What you should do
Lines containing the word "right" are to be located and copied.

Data to process

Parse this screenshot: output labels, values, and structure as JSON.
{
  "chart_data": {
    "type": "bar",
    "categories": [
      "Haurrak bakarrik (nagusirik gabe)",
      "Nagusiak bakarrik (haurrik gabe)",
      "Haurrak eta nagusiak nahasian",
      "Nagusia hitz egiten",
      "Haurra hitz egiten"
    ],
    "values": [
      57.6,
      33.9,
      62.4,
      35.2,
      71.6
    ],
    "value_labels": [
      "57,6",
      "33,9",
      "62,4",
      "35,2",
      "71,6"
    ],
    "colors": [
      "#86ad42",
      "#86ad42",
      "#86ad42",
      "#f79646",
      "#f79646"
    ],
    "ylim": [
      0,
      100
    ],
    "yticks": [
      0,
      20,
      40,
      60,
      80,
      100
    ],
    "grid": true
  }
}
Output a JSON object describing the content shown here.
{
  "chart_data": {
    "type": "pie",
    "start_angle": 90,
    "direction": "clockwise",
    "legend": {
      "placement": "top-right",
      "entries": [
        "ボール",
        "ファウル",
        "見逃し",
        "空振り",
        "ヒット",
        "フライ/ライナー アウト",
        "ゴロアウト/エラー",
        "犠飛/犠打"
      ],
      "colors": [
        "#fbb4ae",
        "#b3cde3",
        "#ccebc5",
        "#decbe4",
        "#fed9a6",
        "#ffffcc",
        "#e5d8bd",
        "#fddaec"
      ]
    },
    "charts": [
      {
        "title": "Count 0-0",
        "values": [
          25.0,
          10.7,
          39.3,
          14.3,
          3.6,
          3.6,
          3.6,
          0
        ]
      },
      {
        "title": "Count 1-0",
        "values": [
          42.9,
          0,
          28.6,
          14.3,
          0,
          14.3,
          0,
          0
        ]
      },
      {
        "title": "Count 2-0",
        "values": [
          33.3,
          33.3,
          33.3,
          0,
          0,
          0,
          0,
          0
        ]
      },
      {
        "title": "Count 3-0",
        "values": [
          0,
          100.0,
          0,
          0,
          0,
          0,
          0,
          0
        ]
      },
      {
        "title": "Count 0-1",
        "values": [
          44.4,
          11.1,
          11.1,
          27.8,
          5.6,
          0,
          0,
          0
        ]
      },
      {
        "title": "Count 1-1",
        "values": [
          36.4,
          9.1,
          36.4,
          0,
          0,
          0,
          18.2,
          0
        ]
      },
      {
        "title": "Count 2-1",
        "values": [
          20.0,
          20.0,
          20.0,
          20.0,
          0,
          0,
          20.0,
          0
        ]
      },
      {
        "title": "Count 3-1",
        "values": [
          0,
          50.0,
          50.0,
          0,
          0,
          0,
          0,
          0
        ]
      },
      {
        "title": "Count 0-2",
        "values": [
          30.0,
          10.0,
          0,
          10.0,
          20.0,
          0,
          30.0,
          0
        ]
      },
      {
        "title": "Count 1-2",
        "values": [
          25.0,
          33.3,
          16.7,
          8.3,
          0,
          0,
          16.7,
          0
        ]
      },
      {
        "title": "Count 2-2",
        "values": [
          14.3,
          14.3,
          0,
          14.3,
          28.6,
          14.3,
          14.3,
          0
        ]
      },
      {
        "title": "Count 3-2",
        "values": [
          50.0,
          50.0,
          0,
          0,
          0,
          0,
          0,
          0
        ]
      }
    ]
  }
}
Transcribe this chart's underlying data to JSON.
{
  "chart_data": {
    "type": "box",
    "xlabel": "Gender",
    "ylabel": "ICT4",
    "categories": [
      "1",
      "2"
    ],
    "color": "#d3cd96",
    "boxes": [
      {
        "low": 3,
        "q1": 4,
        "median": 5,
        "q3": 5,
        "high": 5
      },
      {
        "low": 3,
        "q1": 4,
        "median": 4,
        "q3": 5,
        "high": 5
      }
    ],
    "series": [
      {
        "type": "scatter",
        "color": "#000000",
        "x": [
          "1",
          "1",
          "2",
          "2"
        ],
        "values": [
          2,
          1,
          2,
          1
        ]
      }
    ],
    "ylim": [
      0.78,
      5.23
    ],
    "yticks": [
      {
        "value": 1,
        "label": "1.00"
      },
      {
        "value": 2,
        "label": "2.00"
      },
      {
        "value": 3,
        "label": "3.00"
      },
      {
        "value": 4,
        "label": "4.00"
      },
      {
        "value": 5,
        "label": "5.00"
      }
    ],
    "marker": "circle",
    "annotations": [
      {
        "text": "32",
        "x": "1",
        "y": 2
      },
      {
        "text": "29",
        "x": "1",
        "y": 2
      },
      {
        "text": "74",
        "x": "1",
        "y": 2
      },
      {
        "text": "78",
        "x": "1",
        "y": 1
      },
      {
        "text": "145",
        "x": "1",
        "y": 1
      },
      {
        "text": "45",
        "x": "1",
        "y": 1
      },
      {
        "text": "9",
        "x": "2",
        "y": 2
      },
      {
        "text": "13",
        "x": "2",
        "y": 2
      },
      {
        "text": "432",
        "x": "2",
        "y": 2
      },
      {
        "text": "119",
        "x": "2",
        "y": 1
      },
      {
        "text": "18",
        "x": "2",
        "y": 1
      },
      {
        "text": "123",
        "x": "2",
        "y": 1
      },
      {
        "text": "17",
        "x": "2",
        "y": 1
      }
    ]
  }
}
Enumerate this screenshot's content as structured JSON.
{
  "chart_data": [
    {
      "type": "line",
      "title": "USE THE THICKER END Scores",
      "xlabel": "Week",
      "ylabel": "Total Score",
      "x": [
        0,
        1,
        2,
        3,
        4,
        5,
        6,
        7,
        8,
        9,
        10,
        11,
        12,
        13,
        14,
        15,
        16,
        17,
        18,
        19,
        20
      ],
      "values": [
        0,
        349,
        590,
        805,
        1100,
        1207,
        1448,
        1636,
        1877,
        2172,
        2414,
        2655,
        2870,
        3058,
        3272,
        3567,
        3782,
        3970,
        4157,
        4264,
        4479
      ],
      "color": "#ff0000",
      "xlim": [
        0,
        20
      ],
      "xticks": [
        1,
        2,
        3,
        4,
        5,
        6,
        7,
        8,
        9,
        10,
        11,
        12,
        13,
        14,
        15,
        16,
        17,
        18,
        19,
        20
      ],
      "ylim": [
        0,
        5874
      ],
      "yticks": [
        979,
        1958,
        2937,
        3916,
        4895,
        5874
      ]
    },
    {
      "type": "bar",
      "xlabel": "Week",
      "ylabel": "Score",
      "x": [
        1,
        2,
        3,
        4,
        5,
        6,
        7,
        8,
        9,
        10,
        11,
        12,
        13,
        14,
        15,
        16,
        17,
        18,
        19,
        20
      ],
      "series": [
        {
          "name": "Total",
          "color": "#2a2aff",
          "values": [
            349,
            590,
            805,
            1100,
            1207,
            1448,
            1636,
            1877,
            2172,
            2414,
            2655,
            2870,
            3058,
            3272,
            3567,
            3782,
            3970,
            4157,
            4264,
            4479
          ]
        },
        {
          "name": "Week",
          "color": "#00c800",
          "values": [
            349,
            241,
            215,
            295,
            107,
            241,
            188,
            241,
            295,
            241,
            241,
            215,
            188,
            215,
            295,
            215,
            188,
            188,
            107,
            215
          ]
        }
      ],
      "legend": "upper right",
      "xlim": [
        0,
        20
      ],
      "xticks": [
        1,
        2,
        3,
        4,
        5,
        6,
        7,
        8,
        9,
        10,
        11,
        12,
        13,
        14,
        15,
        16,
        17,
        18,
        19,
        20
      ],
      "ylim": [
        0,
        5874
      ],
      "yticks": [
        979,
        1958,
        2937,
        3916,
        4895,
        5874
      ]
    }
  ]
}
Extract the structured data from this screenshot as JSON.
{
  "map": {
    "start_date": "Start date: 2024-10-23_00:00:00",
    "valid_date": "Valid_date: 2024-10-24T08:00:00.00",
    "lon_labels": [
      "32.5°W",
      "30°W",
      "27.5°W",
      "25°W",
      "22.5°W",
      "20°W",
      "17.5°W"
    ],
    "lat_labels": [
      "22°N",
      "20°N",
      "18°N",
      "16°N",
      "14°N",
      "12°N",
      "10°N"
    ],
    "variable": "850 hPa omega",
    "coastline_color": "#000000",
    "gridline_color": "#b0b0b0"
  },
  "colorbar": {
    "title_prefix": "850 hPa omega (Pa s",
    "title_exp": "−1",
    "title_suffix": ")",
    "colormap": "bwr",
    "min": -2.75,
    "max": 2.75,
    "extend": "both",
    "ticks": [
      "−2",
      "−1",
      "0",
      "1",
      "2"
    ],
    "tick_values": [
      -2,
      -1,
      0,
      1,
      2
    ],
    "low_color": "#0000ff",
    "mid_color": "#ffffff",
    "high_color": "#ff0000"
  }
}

Task result
      "placement": "top-right",
      "legend": "upper right",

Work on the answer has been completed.